### Problem statement
Reading the listing below, count the lines that contain the word "Крышка" and give that count alone.

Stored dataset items
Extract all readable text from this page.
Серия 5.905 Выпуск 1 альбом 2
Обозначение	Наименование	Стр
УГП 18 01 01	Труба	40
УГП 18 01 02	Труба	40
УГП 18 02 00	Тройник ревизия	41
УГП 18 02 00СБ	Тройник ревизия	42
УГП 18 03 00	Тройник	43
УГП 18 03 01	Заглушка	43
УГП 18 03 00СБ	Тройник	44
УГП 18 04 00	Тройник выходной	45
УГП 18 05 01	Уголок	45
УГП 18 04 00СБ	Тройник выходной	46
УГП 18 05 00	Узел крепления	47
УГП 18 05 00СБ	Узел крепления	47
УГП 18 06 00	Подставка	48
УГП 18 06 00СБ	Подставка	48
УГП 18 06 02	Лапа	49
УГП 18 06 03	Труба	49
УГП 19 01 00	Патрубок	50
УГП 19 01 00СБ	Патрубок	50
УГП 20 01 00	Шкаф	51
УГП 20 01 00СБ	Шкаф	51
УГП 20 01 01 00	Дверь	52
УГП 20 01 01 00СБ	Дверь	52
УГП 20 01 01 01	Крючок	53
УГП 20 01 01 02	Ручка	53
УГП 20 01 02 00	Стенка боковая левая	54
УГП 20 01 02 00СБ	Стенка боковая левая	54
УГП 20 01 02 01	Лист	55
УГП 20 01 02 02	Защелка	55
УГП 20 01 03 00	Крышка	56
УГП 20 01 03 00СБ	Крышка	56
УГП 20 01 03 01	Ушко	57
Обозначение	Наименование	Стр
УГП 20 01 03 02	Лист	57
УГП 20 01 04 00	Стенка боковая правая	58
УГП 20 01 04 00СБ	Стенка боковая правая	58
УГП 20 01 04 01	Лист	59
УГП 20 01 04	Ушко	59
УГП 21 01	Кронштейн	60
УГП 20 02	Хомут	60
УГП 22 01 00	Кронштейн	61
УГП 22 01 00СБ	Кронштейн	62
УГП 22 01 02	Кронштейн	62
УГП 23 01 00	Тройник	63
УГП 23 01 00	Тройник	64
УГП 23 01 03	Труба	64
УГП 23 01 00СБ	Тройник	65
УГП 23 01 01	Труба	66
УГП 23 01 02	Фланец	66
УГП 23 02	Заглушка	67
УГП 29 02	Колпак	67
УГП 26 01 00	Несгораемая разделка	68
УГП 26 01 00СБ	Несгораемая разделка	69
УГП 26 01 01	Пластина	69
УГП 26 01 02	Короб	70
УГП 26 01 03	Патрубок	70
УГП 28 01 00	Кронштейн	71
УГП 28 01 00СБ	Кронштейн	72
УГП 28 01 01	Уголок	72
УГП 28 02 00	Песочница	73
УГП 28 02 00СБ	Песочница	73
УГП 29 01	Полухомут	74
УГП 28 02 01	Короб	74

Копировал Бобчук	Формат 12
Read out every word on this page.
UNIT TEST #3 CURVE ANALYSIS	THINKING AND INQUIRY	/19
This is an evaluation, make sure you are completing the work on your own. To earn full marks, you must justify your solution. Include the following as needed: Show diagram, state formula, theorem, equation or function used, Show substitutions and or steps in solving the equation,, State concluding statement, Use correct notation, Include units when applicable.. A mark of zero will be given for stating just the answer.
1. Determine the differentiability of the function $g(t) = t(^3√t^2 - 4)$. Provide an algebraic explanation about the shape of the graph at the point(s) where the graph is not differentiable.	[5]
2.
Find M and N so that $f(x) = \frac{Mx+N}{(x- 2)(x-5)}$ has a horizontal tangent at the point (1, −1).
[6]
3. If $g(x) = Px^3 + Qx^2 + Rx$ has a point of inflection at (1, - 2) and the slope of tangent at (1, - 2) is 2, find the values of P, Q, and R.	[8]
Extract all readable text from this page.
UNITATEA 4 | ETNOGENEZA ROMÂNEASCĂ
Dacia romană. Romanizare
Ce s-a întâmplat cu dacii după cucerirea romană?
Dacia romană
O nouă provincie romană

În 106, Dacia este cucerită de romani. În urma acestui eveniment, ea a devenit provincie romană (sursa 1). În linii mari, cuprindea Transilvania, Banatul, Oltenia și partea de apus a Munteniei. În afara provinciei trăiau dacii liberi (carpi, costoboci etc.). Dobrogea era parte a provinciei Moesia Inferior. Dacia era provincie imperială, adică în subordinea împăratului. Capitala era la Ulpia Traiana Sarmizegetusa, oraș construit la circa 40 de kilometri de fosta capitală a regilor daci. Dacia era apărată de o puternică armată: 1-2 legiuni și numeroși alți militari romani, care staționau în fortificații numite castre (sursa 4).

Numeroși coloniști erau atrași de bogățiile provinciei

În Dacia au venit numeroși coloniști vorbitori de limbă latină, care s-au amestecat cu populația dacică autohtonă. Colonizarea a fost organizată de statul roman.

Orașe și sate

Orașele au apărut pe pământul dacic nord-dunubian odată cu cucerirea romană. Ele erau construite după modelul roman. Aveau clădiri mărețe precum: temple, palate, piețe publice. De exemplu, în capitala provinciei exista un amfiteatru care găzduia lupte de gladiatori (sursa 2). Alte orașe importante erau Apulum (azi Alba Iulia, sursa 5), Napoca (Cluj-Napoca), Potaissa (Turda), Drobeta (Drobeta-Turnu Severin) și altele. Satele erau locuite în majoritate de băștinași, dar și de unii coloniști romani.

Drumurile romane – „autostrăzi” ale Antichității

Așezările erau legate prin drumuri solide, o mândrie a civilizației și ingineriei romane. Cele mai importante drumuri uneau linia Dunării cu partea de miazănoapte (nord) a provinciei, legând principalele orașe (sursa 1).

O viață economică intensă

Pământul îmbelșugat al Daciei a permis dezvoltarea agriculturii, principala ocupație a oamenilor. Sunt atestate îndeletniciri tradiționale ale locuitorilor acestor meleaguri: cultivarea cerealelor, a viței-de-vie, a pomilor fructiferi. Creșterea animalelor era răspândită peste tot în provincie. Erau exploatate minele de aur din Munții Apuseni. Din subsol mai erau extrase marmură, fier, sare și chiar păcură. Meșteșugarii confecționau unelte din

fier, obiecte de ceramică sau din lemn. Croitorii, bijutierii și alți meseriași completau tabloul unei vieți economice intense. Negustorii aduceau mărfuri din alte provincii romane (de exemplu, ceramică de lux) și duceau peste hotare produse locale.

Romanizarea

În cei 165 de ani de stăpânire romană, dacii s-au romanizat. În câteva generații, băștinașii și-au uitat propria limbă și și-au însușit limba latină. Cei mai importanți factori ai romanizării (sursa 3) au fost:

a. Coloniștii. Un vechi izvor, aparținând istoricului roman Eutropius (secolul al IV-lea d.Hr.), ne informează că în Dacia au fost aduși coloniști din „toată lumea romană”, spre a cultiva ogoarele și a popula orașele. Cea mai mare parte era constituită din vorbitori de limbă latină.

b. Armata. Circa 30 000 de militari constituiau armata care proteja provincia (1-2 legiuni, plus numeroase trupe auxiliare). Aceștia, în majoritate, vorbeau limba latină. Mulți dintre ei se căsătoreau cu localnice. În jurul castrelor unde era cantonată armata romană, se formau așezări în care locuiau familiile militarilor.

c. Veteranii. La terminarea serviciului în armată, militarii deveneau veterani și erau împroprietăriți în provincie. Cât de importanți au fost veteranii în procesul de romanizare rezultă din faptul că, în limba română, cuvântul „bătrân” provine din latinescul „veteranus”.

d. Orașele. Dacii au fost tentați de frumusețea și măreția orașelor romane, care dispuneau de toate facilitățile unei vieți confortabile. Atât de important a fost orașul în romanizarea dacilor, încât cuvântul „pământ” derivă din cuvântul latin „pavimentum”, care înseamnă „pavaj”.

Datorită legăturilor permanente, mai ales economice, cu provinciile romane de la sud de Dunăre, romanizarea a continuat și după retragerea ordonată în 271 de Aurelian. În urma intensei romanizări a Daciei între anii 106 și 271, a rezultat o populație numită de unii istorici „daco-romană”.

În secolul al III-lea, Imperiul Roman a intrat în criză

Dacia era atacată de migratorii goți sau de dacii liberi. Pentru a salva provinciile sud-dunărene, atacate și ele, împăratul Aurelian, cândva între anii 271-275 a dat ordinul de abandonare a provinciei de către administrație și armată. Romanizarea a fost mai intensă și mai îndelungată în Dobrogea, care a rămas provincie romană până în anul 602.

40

### Exercise response
2